Do this – Look for the string "name" in every line, and copy each line that has it.

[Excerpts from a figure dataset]

═══

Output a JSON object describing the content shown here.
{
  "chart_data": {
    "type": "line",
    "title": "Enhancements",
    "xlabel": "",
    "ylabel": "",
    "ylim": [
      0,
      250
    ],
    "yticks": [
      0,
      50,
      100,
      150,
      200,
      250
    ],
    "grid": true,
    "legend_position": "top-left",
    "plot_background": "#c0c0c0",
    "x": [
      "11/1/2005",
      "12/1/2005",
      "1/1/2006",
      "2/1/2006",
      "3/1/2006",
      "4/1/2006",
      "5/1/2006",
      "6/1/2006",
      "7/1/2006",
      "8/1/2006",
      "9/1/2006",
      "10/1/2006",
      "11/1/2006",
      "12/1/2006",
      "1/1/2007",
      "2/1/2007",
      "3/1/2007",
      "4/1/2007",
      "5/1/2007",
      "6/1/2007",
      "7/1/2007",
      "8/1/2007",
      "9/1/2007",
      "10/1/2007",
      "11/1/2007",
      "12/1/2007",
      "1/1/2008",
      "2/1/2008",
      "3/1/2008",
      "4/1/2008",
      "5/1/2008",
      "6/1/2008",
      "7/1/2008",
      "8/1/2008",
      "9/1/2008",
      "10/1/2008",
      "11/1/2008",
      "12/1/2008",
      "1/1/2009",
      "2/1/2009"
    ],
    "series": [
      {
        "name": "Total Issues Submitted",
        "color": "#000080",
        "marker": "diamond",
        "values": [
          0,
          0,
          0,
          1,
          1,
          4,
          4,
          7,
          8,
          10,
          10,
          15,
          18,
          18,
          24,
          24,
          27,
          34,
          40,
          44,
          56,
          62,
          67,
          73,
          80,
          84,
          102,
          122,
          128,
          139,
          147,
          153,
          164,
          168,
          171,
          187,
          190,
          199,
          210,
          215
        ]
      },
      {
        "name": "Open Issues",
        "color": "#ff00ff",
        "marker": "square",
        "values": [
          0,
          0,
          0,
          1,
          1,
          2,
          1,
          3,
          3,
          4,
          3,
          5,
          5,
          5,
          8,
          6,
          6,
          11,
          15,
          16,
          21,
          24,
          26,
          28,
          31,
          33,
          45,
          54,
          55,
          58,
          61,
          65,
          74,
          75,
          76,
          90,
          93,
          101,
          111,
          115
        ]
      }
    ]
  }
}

═══

Task response –
        "name": "Total Issues Submitted",
        "name": "Open Issues",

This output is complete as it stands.